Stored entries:
══════════════════════════════
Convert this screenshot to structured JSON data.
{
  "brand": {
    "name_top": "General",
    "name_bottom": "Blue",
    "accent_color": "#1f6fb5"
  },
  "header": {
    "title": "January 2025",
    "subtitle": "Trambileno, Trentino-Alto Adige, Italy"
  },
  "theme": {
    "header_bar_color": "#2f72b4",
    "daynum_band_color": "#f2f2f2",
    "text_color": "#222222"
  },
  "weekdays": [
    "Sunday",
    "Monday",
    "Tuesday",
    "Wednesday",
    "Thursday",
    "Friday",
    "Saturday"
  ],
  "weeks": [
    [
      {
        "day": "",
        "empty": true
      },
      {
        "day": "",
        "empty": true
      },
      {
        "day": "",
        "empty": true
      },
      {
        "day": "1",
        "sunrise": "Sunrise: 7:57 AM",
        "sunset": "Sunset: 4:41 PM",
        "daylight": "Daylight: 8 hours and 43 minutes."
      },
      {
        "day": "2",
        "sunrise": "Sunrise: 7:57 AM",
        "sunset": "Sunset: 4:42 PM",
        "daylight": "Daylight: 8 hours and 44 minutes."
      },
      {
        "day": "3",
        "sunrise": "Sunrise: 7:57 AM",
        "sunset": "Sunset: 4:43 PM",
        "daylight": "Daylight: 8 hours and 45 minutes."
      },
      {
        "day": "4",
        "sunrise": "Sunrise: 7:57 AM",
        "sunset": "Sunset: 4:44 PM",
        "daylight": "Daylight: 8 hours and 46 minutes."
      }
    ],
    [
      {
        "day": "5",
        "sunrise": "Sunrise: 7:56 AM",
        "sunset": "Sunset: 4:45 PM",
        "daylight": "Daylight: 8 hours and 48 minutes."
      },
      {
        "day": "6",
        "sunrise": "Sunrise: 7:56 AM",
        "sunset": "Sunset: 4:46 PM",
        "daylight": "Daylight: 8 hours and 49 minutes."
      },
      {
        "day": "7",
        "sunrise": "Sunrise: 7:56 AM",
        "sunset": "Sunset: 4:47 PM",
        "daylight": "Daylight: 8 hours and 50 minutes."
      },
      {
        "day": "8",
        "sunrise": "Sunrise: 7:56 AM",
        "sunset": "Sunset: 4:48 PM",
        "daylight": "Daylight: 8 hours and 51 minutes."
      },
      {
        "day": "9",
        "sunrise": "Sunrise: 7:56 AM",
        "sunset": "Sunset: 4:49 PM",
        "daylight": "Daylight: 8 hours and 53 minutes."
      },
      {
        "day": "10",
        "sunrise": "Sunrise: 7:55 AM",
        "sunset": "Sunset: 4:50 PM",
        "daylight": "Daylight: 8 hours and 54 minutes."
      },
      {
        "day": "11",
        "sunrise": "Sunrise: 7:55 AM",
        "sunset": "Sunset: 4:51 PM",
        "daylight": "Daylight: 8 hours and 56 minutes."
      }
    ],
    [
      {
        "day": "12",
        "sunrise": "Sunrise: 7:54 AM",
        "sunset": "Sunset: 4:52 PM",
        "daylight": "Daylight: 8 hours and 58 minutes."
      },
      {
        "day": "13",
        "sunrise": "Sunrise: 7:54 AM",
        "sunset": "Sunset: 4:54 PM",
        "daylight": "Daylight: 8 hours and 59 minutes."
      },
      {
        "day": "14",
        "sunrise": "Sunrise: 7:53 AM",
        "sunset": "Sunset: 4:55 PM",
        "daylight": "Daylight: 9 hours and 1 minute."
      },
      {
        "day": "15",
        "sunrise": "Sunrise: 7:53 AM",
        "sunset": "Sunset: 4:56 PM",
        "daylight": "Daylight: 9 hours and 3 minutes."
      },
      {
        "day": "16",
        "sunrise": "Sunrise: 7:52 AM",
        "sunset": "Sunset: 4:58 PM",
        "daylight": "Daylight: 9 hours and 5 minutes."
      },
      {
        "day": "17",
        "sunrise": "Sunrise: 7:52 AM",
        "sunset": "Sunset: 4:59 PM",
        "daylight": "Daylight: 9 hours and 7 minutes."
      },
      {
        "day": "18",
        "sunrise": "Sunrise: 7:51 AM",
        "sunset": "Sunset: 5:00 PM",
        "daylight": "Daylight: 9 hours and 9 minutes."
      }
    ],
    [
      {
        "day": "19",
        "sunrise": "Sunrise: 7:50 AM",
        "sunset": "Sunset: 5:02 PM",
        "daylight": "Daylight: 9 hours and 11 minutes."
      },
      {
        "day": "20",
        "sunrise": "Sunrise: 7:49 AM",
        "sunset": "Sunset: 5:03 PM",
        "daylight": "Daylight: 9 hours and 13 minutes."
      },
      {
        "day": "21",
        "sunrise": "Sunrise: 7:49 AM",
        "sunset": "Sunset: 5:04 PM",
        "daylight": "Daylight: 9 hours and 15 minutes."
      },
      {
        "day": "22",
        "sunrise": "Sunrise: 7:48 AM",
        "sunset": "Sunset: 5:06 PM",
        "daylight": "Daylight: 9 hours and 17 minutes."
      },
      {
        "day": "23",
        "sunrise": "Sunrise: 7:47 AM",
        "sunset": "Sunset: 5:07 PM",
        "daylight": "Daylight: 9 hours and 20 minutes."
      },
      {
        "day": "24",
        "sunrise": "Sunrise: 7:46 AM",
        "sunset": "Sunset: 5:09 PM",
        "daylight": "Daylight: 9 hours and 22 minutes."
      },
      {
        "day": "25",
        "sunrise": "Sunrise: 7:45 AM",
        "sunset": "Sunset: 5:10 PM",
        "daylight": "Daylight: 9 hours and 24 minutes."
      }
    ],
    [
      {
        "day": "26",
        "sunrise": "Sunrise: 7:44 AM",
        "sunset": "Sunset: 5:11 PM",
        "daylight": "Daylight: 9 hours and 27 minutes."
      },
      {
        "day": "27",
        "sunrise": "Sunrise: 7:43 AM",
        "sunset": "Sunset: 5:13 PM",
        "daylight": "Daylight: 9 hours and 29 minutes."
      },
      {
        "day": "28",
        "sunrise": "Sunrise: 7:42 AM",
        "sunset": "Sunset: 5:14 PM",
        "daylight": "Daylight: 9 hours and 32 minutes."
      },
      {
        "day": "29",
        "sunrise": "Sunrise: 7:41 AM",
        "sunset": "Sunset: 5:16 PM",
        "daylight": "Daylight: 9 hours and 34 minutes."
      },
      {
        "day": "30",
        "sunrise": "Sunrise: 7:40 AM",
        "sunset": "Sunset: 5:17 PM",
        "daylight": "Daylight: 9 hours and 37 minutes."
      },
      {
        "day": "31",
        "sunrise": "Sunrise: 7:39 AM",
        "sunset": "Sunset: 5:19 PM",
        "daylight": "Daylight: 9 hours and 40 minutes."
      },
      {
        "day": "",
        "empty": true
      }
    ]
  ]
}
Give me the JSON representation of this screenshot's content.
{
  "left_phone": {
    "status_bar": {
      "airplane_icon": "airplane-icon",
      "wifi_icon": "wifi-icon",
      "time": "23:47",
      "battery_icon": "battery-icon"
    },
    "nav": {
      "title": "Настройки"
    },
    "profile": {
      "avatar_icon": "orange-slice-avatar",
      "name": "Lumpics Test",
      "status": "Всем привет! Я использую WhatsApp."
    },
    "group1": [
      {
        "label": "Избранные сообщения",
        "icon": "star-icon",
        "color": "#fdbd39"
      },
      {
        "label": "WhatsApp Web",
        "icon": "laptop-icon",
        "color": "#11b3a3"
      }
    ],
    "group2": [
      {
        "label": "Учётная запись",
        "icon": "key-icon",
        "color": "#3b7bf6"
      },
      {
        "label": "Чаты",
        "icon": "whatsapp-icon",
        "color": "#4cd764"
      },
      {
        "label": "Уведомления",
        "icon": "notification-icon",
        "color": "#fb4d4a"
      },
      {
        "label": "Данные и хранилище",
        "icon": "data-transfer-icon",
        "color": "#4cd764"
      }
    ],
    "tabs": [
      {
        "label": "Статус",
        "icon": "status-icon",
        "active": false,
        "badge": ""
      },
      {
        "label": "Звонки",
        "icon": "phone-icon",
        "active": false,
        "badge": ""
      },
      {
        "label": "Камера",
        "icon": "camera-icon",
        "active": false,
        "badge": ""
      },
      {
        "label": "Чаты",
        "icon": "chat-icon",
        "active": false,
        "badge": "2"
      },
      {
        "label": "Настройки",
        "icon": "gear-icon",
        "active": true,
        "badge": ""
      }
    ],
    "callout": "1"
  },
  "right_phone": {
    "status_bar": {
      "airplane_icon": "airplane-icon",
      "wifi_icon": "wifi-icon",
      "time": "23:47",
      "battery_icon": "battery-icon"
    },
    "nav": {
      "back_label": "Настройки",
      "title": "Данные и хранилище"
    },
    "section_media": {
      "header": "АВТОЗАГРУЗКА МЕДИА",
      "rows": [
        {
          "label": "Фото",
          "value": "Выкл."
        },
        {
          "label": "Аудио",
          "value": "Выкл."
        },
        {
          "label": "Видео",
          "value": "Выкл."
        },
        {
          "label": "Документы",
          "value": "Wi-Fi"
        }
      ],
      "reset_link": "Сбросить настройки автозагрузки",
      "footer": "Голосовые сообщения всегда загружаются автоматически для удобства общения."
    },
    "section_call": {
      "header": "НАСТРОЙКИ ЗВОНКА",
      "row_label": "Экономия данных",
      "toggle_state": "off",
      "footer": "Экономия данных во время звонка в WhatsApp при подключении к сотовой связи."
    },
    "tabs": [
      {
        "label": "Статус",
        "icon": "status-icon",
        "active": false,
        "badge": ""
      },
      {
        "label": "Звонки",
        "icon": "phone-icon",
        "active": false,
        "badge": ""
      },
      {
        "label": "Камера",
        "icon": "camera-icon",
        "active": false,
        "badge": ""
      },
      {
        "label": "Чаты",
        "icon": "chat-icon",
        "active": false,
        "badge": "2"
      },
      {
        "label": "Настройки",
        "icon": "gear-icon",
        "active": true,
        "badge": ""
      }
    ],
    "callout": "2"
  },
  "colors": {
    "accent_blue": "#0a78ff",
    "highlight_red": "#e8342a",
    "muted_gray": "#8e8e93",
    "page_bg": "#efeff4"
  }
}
══════════════════════════════
**SET PROBLEM:**
Check each line of the records for the word "данных", and show the lines that contain it.

**EXERCISE SOLUTION:**
      "row_label": "Экономия данных",
      "footer": "Экономия данных во время звонка в WhatsApp при подключении к сотовой связи."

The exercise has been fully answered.